━━━ MATERIAL

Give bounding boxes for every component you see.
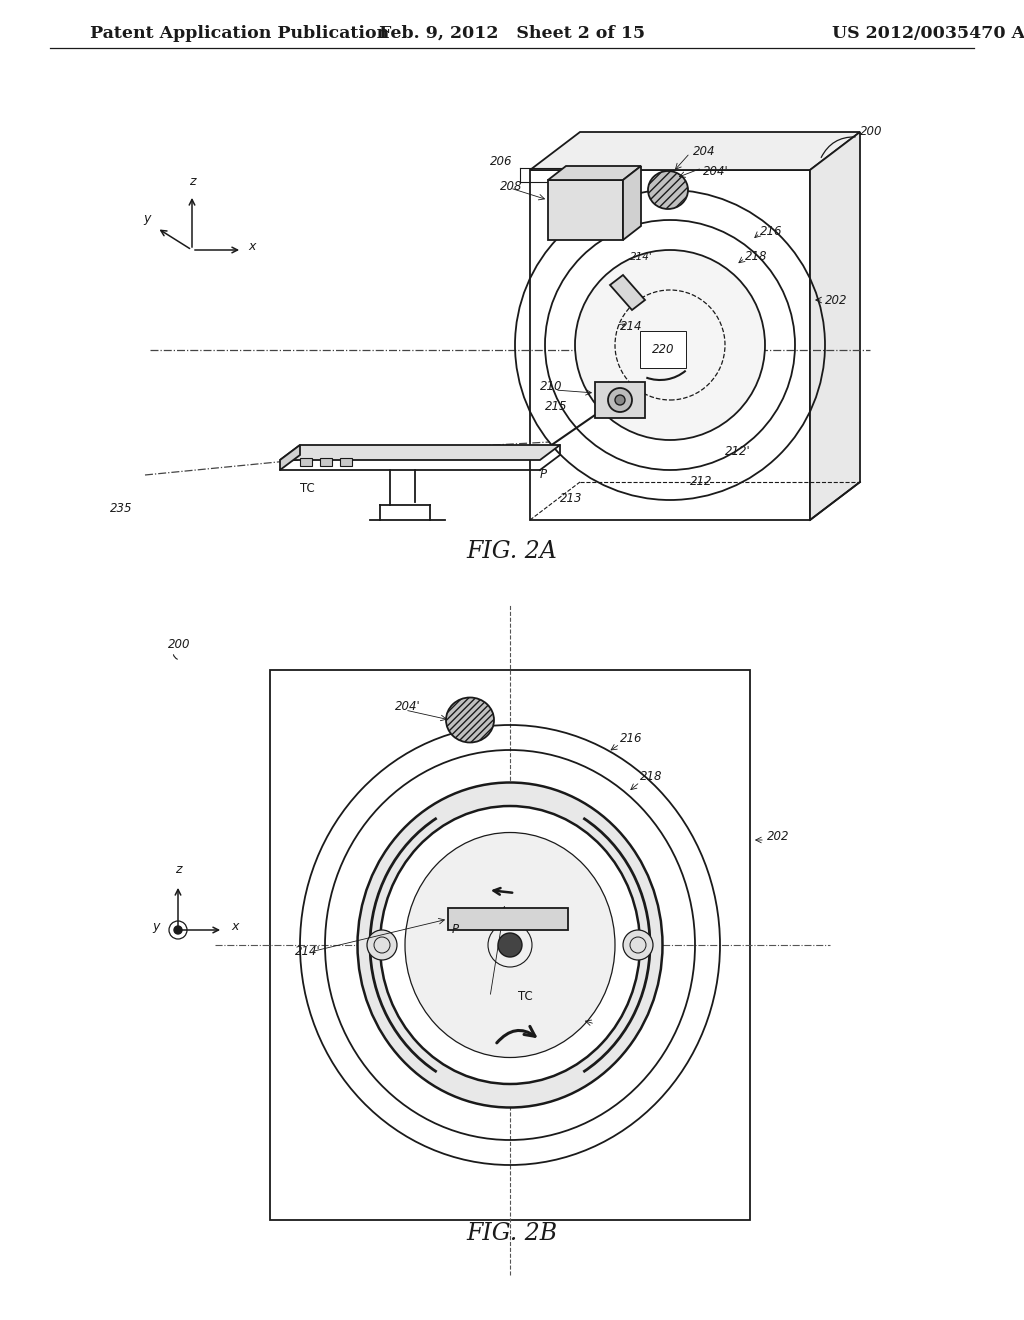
Text: 216: 216: [760, 224, 782, 238]
Text: 214: 214: [620, 319, 642, 333]
Text: 208: 208: [500, 180, 522, 193]
Text: y: y: [153, 920, 160, 933]
Polygon shape: [810, 132, 860, 520]
Bar: [270, 671, 750, 1220]
Text: 235: 235: [110, 502, 132, 515]
Text: 210: 210: [540, 380, 562, 393]
Polygon shape: [280, 445, 560, 459]
FancyBboxPatch shape: [340, 458, 352, 466]
Text: 235: 235: [525, 906, 548, 917]
Text: P: P: [540, 469, 547, 482]
FancyBboxPatch shape: [319, 458, 332, 466]
Text: 204': 204': [395, 700, 421, 713]
Text: 218: 218: [640, 770, 663, 783]
Text: y: y: [143, 213, 151, 224]
Text: z: z: [188, 176, 196, 187]
Text: FIG. 2A: FIG. 2A: [467, 540, 557, 564]
Text: 214': 214': [295, 945, 321, 958]
Text: x: x: [248, 240, 256, 253]
Text: 212': 212': [596, 1016, 622, 1030]
Text: TC: TC: [300, 482, 314, 495]
FancyBboxPatch shape: [300, 458, 312, 466]
Text: 206: 206: [490, 154, 512, 168]
Circle shape: [623, 931, 653, 960]
Polygon shape: [530, 132, 860, 170]
Polygon shape: [623, 166, 641, 240]
Polygon shape: [548, 166, 641, 180]
Text: US 2012/0035470 A1: US 2012/0035470 A1: [833, 25, 1024, 41]
Ellipse shape: [575, 249, 765, 440]
Ellipse shape: [406, 833, 615, 1057]
Text: 200: 200: [860, 125, 883, 139]
Text: FIG. 2B: FIG. 2B: [467, 1222, 557, 1245]
Text: 215: 215: [545, 400, 567, 413]
Circle shape: [174, 927, 182, 935]
Text: 212: 212: [690, 475, 713, 488]
Ellipse shape: [357, 783, 663, 1107]
Text: z: z: [175, 863, 181, 876]
Polygon shape: [280, 445, 300, 470]
Text: Patent Application Publication: Patent Application Publication: [90, 25, 389, 41]
Circle shape: [498, 933, 522, 957]
Ellipse shape: [648, 172, 688, 209]
Bar: [449, 908, 568, 931]
Ellipse shape: [446, 697, 494, 742]
Text: 213: 213: [560, 492, 583, 506]
Text: Feb. 9, 2012   Sheet 2 of 15: Feb. 9, 2012 Sheet 2 of 15: [379, 25, 645, 41]
Text: 204': 204': [703, 165, 729, 178]
Text: 214': 214': [630, 252, 652, 261]
Text: P: P: [452, 923, 459, 936]
FancyBboxPatch shape: [548, 180, 623, 240]
Ellipse shape: [380, 807, 640, 1084]
Text: TC: TC: [518, 990, 532, 1003]
Polygon shape: [610, 275, 645, 310]
Text: 218: 218: [745, 249, 768, 263]
Text: 220: 220: [480, 993, 503, 1005]
Text: x: x: [231, 920, 239, 933]
Text: 200: 200: [168, 638, 190, 651]
Text: 212': 212': [725, 445, 751, 458]
Circle shape: [367, 931, 397, 960]
Text: 222: 222: [430, 906, 453, 917]
Circle shape: [615, 395, 625, 405]
Circle shape: [608, 388, 632, 412]
Text: 202: 202: [825, 293, 848, 306]
Text: 220: 220: [652, 343, 675, 356]
Text: 202: 202: [767, 830, 790, 843]
FancyBboxPatch shape: [595, 381, 645, 418]
Text: 216: 216: [620, 733, 642, 744]
Text: 204: 204: [693, 145, 716, 158]
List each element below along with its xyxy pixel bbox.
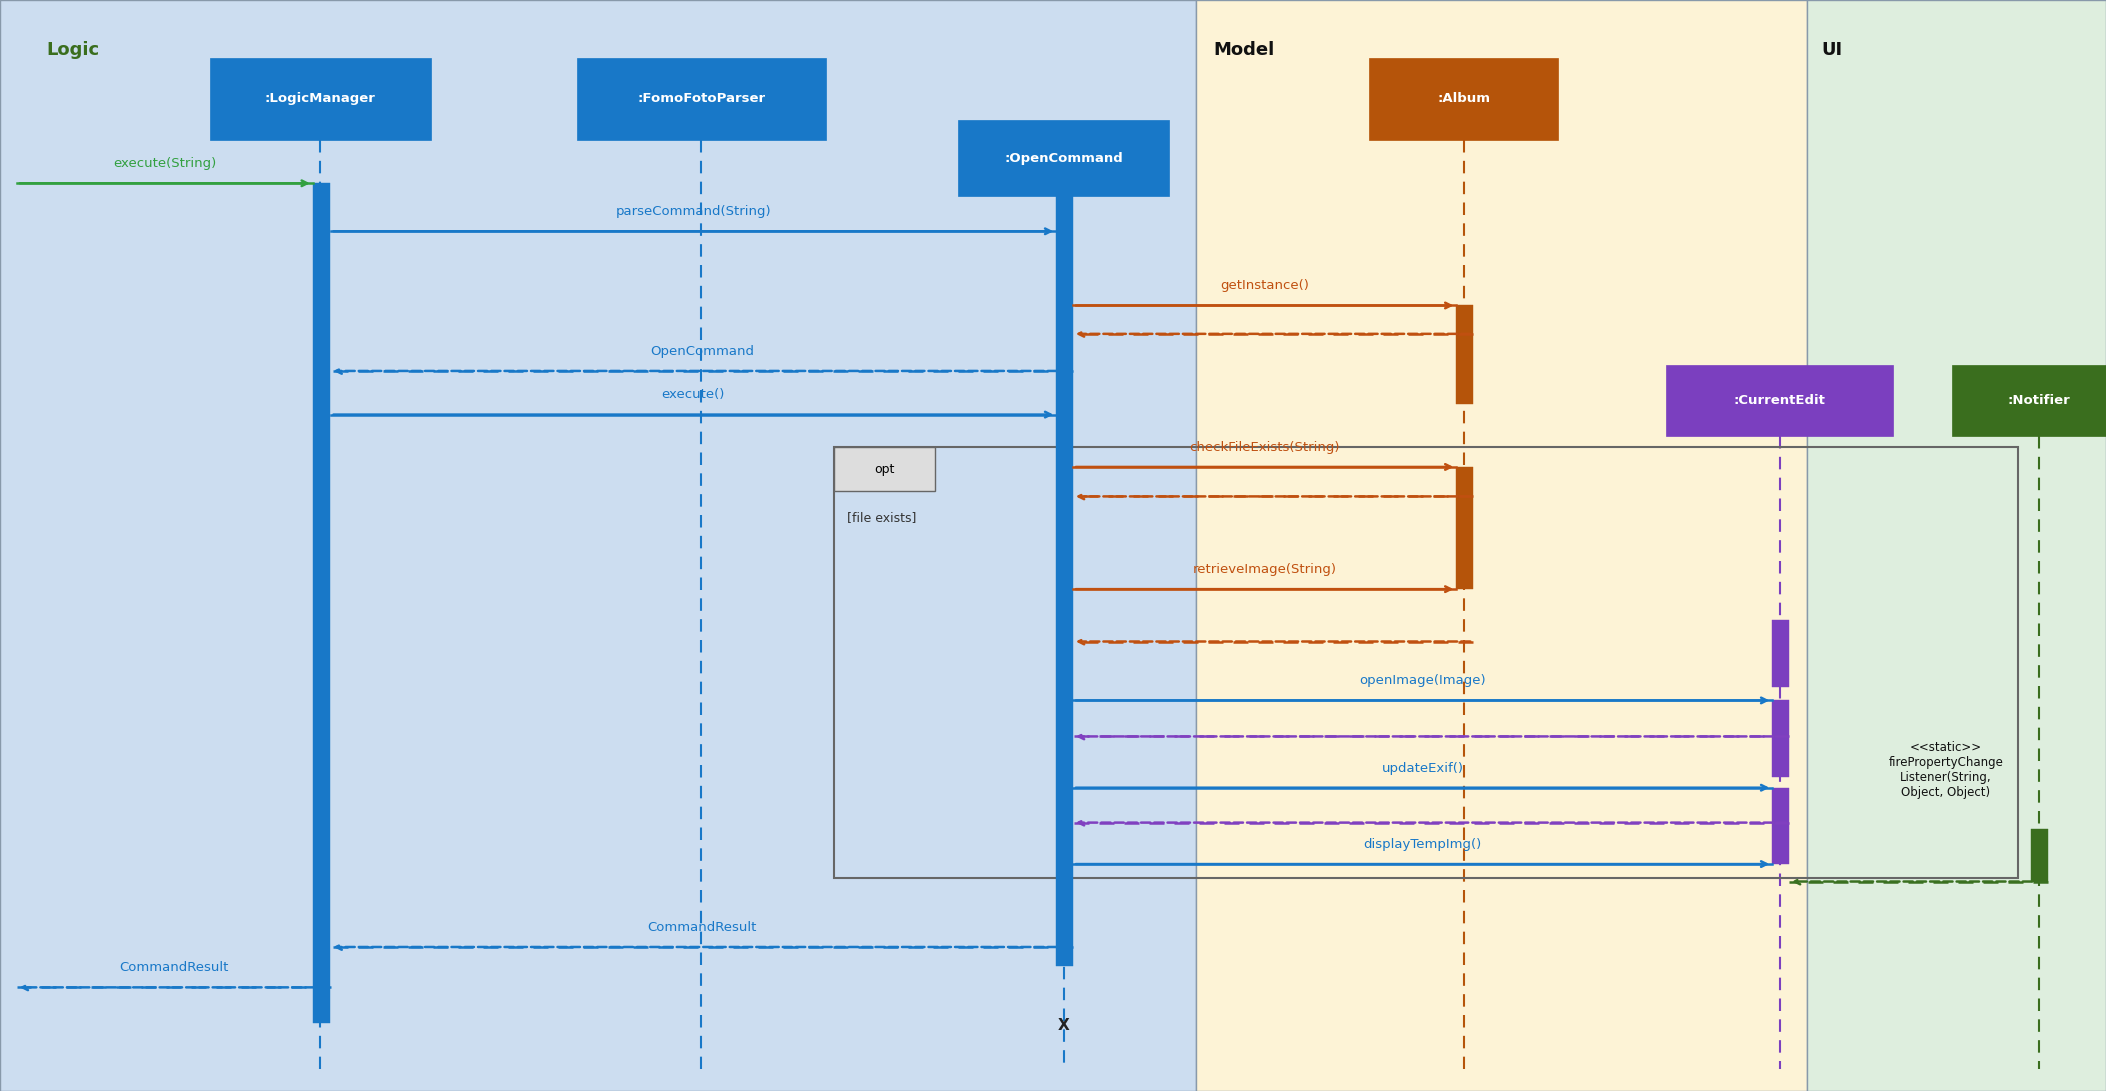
Bar xyxy=(1369,58,1558,140)
Bar xyxy=(1666,365,1893,436)
Bar xyxy=(2032,829,2047,882)
Text: getInstance(): getInstance() xyxy=(1219,279,1310,292)
Text: execute(String): execute(String) xyxy=(114,157,217,170)
Bar xyxy=(1457,305,1474,404)
Text: UI: UI xyxy=(1822,41,1843,59)
Text: Logic: Logic xyxy=(46,41,99,59)
Text: displayTempImg(): displayTempImg() xyxy=(1363,838,1483,851)
Bar xyxy=(577,58,826,140)
Text: X: X xyxy=(1057,1018,1070,1033)
Text: execute(): execute() xyxy=(661,388,724,401)
Bar xyxy=(1196,0,1807,1091)
Text: :CurrentEdit: :CurrentEdit xyxy=(1733,395,1826,407)
Text: :Album: :Album xyxy=(1436,93,1491,105)
Text: updateExif(): updateExif() xyxy=(1382,762,1464,775)
Text: :OpenCommand: :OpenCommand xyxy=(1005,152,1122,165)
Text: :Notifier: :Notifier xyxy=(2007,395,2070,407)
Bar xyxy=(834,447,2018,878)
Bar xyxy=(312,183,329,1023)
Bar xyxy=(834,447,935,491)
Text: CommandResult: CommandResult xyxy=(120,961,227,974)
Text: CommandResult: CommandResult xyxy=(647,921,756,934)
Text: [file exists]: [file exists] xyxy=(847,511,916,524)
Text: openImage(Image): openImage(Image) xyxy=(1358,674,1487,687)
Text: OpenCommand: OpenCommand xyxy=(651,345,754,358)
Bar xyxy=(1952,365,2106,436)
Bar xyxy=(1807,0,2106,1091)
Text: parseCommand(String): parseCommand(String) xyxy=(615,205,771,218)
Text: <<static>>
firePropertyChange
Listener(String,
Object, Object): <<static>> firePropertyChange Listener(S… xyxy=(1889,741,2003,799)
Text: Model: Model xyxy=(1213,41,1274,59)
Bar xyxy=(1773,788,1790,864)
Bar xyxy=(958,120,1169,196)
Text: opt: opt xyxy=(874,463,895,476)
Text: :LogicManager: :LogicManager xyxy=(265,93,375,105)
Bar xyxy=(1457,467,1474,589)
Bar xyxy=(1773,700,1790,777)
Bar xyxy=(0,0,1196,1091)
Text: checkFileExists(String): checkFileExists(String) xyxy=(1190,441,1339,454)
Bar xyxy=(1055,196,1072,966)
Text: :FomoFotoParser: :FomoFotoParser xyxy=(638,93,764,105)
Bar xyxy=(1773,620,1790,687)
Bar xyxy=(211,58,432,140)
Text: retrieveImage(String): retrieveImage(String) xyxy=(1192,563,1337,576)
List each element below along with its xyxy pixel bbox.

━━━━━━

_EXERCISE_:
Pull out every line of the material above and reproduce it character for character. Leave the pictures out.

_RIGHT ANSWER_:
Give bounding boxes for every component you see.
Text: 216: 216: [760, 224, 782, 238]
Text: 214: 214: [620, 319, 642, 333]
Text: 208: 208: [500, 180, 522, 193]
Text: y: y: [153, 920, 160, 933]
Polygon shape: [810, 132, 860, 520]
Bar: [270, 671, 750, 1220]
Text: 235: 235: [110, 502, 132, 515]
Text: 210: 210: [540, 380, 562, 393]
Polygon shape: [280, 445, 560, 459]
FancyBboxPatch shape: [340, 458, 352, 466]
Text: 235: 235: [525, 906, 548, 917]
Text: P: P: [540, 469, 547, 482]
FancyBboxPatch shape: [319, 458, 332, 466]
Text: 204': 204': [395, 700, 421, 713]
Text: 218: 218: [640, 770, 663, 783]
Text: y: y: [143, 213, 151, 224]
Text: z: z: [188, 176, 196, 187]
Text: FIG. 2A: FIG. 2A: [467, 540, 557, 564]
Text: 214': 214': [295, 945, 321, 958]
Text: x: x: [248, 240, 256, 253]
Text: 212': 212': [596, 1016, 622, 1030]
Text: TC: TC: [300, 482, 314, 495]
FancyBboxPatch shape: [300, 458, 312, 466]
Text: 206: 206: [490, 154, 512, 168]
Circle shape: [623, 931, 653, 960]
Polygon shape: [530, 132, 860, 170]
Polygon shape: [623, 166, 641, 240]
Polygon shape: [548, 166, 641, 180]
Text: US 2012/0035470 A1: US 2012/0035470 A1: [833, 25, 1024, 41]
Ellipse shape: [575, 249, 765, 440]
Ellipse shape: [406, 833, 615, 1057]
Text: 200: 200: [860, 125, 883, 139]
Text: FIG. 2B: FIG. 2B: [467, 1222, 557, 1245]
Text: 215: 215: [545, 400, 567, 413]
Circle shape: [174, 927, 182, 935]
Text: 212: 212: [690, 475, 713, 488]
Ellipse shape: [357, 783, 663, 1107]
Text: z: z: [175, 863, 181, 876]
Polygon shape: [280, 445, 300, 470]
Text: Patent Application Publication: Patent Application Publication: [90, 25, 389, 41]
Circle shape: [498, 933, 522, 957]
Ellipse shape: [648, 172, 688, 209]
Bar: [449, 908, 568, 931]
Ellipse shape: [446, 697, 494, 742]
Text: 213: 213: [560, 492, 583, 506]
Text: Feb. 9, 2012   Sheet 2 of 15: Feb. 9, 2012 Sheet 2 of 15: [379, 25, 645, 41]
Text: 204': 204': [703, 165, 729, 178]
Text: 214': 214': [630, 252, 652, 261]
Text: P: P: [452, 923, 459, 936]
FancyBboxPatch shape: [548, 180, 623, 240]
Ellipse shape: [380, 807, 640, 1084]
Text: TC: TC: [518, 990, 532, 1003]
Polygon shape: [610, 275, 645, 310]
Text: 218: 218: [745, 249, 768, 263]
Text: 220: 220: [480, 993, 503, 1005]
Text: x: x: [231, 920, 239, 933]
Text: 200: 200: [168, 638, 190, 651]
Text: 212': 212': [725, 445, 751, 458]
Circle shape: [367, 931, 397, 960]
Text: 222: 222: [430, 906, 453, 917]
Circle shape: [615, 395, 625, 405]
Circle shape: [608, 388, 632, 412]
Text: 202: 202: [825, 293, 848, 306]
Text: 220: 220: [652, 343, 675, 356]
Text: 202: 202: [767, 830, 790, 843]
FancyBboxPatch shape: [595, 381, 645, 418]
Text: 216: 216: [620, 733, 642, 744]
Text: 204: 204: [693, 145, 716, 158]
List each element below along with its xyxy pixel bbox.
Bar xyxy=(1369,58,1558,140)
Bar xyxy=(1666,365,1893,436)
Bar xyxy=(2032,829,2047,882)
Text: getInstance(): getInstance() xyxy=(1219,279,1310,292)
Text: execute(String): execute(String) xyxy=(114,157,217,170)
Bar xyxy=(1457,305,1474,404)
Text: UI: UI xyxy=(1822,41,1843,59)
Text: Logic: Logic xyxy=(46,41,99,59)
Text: displayTempImg(): displayTempImg() xyxy=(1363,838,1483,851)
Bar xyxy=(577,58,826,140)
Text: X: X xyxy=(1057,1018,1070,1033)
Text: execute(): execute() xyxy=(661,388,724,401)
Bar xyxy=(1196,0,1807,1091)
Text: :CurrentEdit: :CurrentEdit xyxy=(1733,395,1826,407)
Text: :Album: :Album xyxy=(1436,93,1491,105)
Text: updateExif(): updateExif() xyxy=(1382,762,1464,775)
Text: :OpenCommand: :OpenCommand xyxy=(1005,152,1122,165)
Text: :Notifier: :Notifier xyxy=(2007,395,2070,407)
Bar xyxy=(834,447,2018,878)
Bar xyxy=(312,183,329,1023)
Bar xyxy=(834,447,935,491)
Text: CommandResult: CommandResult xyxy=(120,961,227,974)
Text: CommandResult: CommandResult xyxy=(647,921,756,934)
Text: [file exists]: [file exists] xyxy=(847,511,916,524)
Text: openImage(Image): openImage(Image) xyxy=(1358,674,1487,687)
Text: OpenCommand: OpenCommand xyxy=(651,345,754,358)
Bar xyxy=(1952,365,2106,436)
Bar xyxy=(1807,0,2106,1091)
Text: parseCommand(String): parseCommand(String) xyxy=(615,205,771,218)
Text: <<static>>
firePropertyChange
Listener(String,
Object, Object): <<static>> firePropertyChange Listener(S… xyxy=(1889,741,2003,799)
Text: Model: Model xyxy=(1213,41,1274,59)
Bar xyxy=(1773,788,1790,864)
Bar xyxy=(958,120,1169,196)
Text: opt: opt xyxy=(874,463,895,476)
Text: :LogicManager: :LogicManager xyxy=(265,93,375,105)
Bar xyxy=(1457,467,1474,589)
Bar xyxy=(1773,700,1790,777)
Bar xyxy=(0,0,1196,1091)
Text: checkFileExists(String): checkFileExists(String) xyxy=(1190,441,1339,454)
Bar xyxy=(1055,196,1072,966)
Text: :FomoFotoParser: :FomoFotoParser xyxy=(638,93,764,105)
Bar xyxy=(1773,620,1790,687)
Bar xyxy=(211,58,432,140)
Text: retrieveImage(String): retrieveImage(String) xyxy=(1192,563,1337,576)
List each element below along with its xyxy pixel bbox.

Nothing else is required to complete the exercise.